Exercise details: Every entry needs to be printed exactly, please.

Input data:
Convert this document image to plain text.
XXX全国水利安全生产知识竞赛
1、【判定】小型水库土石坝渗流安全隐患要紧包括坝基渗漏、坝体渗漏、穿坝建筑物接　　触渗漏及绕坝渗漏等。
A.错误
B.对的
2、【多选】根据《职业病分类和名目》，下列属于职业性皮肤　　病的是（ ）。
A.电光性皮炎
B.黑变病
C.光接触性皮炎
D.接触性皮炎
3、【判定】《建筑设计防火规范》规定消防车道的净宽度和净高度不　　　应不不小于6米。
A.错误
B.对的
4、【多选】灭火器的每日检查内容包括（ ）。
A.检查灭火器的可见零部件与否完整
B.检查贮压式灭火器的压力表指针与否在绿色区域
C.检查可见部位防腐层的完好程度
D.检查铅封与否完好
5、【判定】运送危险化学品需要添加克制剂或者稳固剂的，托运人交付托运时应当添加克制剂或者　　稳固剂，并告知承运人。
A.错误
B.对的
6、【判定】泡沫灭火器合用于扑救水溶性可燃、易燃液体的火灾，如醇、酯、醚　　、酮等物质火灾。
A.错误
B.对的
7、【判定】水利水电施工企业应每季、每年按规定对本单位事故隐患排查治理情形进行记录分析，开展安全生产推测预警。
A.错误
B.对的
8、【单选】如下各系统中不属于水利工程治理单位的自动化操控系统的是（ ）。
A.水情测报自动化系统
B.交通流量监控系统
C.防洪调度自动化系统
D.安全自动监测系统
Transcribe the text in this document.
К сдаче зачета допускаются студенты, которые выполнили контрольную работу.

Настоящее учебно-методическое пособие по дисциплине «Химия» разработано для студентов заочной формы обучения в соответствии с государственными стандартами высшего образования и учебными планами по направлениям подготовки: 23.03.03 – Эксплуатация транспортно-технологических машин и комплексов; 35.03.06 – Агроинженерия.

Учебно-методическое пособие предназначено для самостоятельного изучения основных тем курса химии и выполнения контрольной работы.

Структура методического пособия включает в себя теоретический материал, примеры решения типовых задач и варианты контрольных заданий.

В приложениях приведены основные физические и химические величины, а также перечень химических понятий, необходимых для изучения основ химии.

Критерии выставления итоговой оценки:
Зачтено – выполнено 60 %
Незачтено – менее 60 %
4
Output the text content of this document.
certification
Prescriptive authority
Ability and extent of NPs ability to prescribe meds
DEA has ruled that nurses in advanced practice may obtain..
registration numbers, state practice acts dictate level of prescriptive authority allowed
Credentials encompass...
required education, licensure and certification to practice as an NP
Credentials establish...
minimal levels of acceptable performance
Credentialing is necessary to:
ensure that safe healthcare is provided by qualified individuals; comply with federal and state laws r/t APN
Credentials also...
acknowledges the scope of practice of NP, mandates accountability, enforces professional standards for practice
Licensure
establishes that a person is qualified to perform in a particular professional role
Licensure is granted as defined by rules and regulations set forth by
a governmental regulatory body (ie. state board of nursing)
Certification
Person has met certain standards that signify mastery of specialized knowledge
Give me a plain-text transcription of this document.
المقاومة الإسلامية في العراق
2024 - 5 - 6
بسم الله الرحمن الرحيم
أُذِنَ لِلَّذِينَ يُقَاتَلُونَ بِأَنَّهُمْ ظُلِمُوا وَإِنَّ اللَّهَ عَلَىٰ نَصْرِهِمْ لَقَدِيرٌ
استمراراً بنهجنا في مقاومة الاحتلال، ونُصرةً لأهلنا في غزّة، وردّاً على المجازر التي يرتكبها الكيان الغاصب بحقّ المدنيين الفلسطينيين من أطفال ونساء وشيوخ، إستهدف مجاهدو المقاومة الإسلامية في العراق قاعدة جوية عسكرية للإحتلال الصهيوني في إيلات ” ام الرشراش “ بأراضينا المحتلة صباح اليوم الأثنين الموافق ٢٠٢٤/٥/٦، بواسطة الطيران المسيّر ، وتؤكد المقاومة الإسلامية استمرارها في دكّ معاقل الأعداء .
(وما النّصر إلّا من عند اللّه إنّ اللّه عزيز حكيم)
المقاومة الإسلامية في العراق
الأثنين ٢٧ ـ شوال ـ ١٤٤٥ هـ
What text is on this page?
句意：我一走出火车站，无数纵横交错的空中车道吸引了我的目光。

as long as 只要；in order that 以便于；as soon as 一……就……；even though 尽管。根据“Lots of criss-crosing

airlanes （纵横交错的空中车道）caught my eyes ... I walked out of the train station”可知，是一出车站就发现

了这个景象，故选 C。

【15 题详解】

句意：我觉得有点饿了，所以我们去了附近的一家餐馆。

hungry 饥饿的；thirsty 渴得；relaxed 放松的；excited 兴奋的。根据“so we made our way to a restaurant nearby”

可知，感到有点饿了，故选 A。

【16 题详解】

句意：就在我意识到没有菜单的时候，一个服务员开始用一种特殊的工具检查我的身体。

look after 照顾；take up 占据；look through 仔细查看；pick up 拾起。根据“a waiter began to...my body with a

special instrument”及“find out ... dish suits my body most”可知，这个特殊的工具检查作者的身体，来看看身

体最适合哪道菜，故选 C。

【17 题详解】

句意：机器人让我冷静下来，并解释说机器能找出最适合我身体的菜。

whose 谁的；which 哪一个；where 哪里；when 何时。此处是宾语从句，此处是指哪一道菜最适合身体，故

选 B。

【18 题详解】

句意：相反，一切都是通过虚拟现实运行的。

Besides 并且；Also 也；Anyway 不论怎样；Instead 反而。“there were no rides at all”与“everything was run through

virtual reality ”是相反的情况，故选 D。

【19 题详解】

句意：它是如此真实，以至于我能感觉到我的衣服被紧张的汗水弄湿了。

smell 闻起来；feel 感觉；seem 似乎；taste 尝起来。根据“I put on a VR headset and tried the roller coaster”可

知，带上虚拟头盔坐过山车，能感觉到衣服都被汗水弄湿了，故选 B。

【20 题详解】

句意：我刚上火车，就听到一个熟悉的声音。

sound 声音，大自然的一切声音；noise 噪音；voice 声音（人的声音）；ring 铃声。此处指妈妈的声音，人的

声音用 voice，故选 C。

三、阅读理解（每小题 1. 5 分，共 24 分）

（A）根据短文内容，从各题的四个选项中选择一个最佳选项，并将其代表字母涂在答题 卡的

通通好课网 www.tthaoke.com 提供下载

In response:
Convert this document image to plain text.
XXX全国水利安全生产知识竞赛
1、【判定】小型水库土石坝渗流安全隐患要紧包括坝基渗漏、坝体渗漏、穿坝建筑物接　　触渗漏及绕坝渗漏等。
A.错误
B.对的
2、【多选】根据《职业病分类和名目》，下列属于职业性皮肤　　病的是（ ）。
A.电光性皮炎
B.黑变病
C.光接触性皮炎
D.接触性皮炎
3、【判定】《建筑设计防火规范》规定消防车道的净宽度和净高度不　　　应不不小于6米。
A.错误
B.对的
4、【多选】灭火器的每日检查内容包括（ ）。
A.检查灭火器的可见零部件与否完整
B.检查贮压式灭火器的压力表指针与否在绿色区域
C.检查可见部位防腐层的完好程度
D.检查铅封与否完好
5、【判定】运送危险化学品需要添加克制剂或者稳固剂的，托运人交付托运时应当添加克制剂或者　　稳固剂，并告知承运人。
A.错误
B.对的
6、【判定】泡沫灭火器合用于扑救水溶性可燃、易燃液体的火灾，如醇、酯、醚　　、酮等物质火灾。
A.错误
B.对的
7、【判定】水利水电施工企业应每季、每年按规定对本单位事故隐患排查治理情形进行记录分析，开展安全生产推测预警。
A.错误
B.对的
8、【单选】如下各系统中不属于水利工程治理单位的自动化操控系统的是（ ）。
A.水情测报自动化系统
B.交通流量监控系统
C.防洪调度自动化系统
D.安全自动监测系统
Transcribe the text in this document.
К сдаче зачета допускаются студенты, которые выполнили контрольную работу.

Настоящее учебно-методическое пособие по дисциплине «Химия» разработано для студентов заочной формы обучения в соответствии с государственными стандартами высшего образования и учебными планами по направлениям подготовки: 23.03.03 – Эксплуатация транспортно-технологических машин и комплексов; 35.03.06 – Агроинженерия.

Учебно-методическое пособие предназначено для самостоятельного изучения основных тем курса химии и выполнения контрольной работы.

Структура методического пособия включает в себя теоретический материал, примеры решения типовых задач и варианты контрольных заданий.

В приложениях приведены основные физические и химические величины, а также перечень химических понятий, необходимых для изучения основ химии.

Критерии выставления итоговой оценки:
Зачтено – выполнено 60 %
Незачтено – менее 60 %
4
Output the text content of this document.
certification
Prescriptive authority
Ability and extent of NPs ability to prescribe meds
DEA has ruled that nurses in advanced practice may obtain..
registration numbers, state practice acts dictate level of prescriptive authority allowed
Credentials encompass...
required education, licensure and certification to practice as an NP
Credentials establish...
minimal levels of acceptable performance
Credentialing is necessary to:
ensure that safe healthcare is provided by qualified individuals; comply with federal and state laws r/t APN
Credentials also...
acknowledges the scope of practice of NP, mandates accountability, enforces professional standards for practice
Licensure
establishes that a person is qualified to perform in a particular professional role
Licensure is granted as defined by rules and regulations set forth by
a governmental regulatory body (ie. state board of nursing)
Certification
Person has met certain standards that signify mastery of specialized knowledge
Give me a plain-text transcription of this document.
المقاومة الإسلامية في العراق
2024 - 5 - 6
بسم الله الرحمن الرحيم
أُذِنَ لِلَّذِينَ يُقَاتَلُونَ بِأَنَّهُمْ ظُلِمُوا وَإِنَّ اللَّهَ عَلَىٰ نَصْرِهِمْ لَقَدِيرٌ
استمراراً بنهجنا في مقاومة الاحتلال، ونُصرةً لأهلنا في غزّة، وردّاً على المجازر التي يرتكبها الكيان الغاصب بحقّ المدنيين الفلسطينيين من أطفال ونساء وشيوخ، إستهدف مجاهدو المقاومة الإسلامية في العراق قاعدة جوية عسكرية للإحتلال الصهيوني في إيلات ” ام الرشراش “ بأراضينا المحتلة صباح اليوم الأثنين الموافق ٢٠٢٤/٥/٦، بواسطة الطيران المسيّر ، وتؤكد المقاومة الإسلامية استمرارها في دكّ معاقل الأعداء .
(وما النّصر إلّا من عند اللّه إنّ اللّه عزيز حكيم)
المقاومة الإسلامية في العراق
الأثنين ٢٧ ـ شوال ـ ١٤٤٥ هـ
What text is on this page?
句意：我一走出火车站，无数纵横交错的空中车道吸引了我的目光。

as long as 只要；in order that 以便于；as soon as 一……就……；even though 尽管。根据“Lots of criss-crosing

airlanes （纵横交错的空中车道）caught my eyes ... I walked out of the train station”可知，是一出车站就发现

了这个景象，故选 C。

【15 题详解】

句意：我觉得有点饿了，所以我们去了附近的一家餐馆。

hungry 饥饿的；thirsty 渴得；relaxed 放松的；excited 兴奋的。根据“so we made our way to a restaurant nearby”

可知，感到有点饿了，故选 A。

【16 题详解】

句意：就在我意识到没有菜单的时候，一个服务员开始用一种特殊的工具检查我的身体。

look after 照顾；take up 占据；look through 仔细查看；pick up 拾起。根据“a waiter began to...my body with a

special instrument”及“find out ... dish suits my body most”可知，这个特殊的工具检查作者的身体，来看看身

体最适合哪道菜，故选 C。

【17 题详解】

句意：机器人让我冷静下来，并解释说机器能找出最适合我身体的菜。

whose 谁的；which 哪一个；where 哪里；when 何时。此处是宾语从句，此处是指哪一道菜最适合身体，故

选 B。

【18 题详解】

句意：相反，一切都是通过虚拟现实运行的。

Besides 并且；Also 也；Anyway 不论怎样；Instead 反而。“there were no rides at all”与“everything was run through

virtual reality ”是相反的情况，故选 D。

【19 题详解】

句意：它是如此真实，以至于我能感觉到我的衣服被紧张的汗水弄湿了。

smell 闻起来；feel 感觉；seem 似乎；taste 尝起来。根据“I put on a VR headset and tried the roller coaster”可

知，带上虚拟头盔坐过山车，能感觉到衣服都被汗水弄湿了，故选 B。

【20 题详解】

句意：我刚上火车，就听到一个熟悉的声音。

sound 声音，大自然的一切声音；noise 噪音；voice 声音（人的声音）；ring 铃声。此处指妈妈的声音，人的

声音用 voice，故选 C。

三、阅读理解（每小题 1. 5 分，共 24 分）

（A）根据短文内容，从各题的四个选项中选择一个最佳选项，并将其代表字母涂在答题 卡的

通通好课网 www.tthaoke.com 提供下载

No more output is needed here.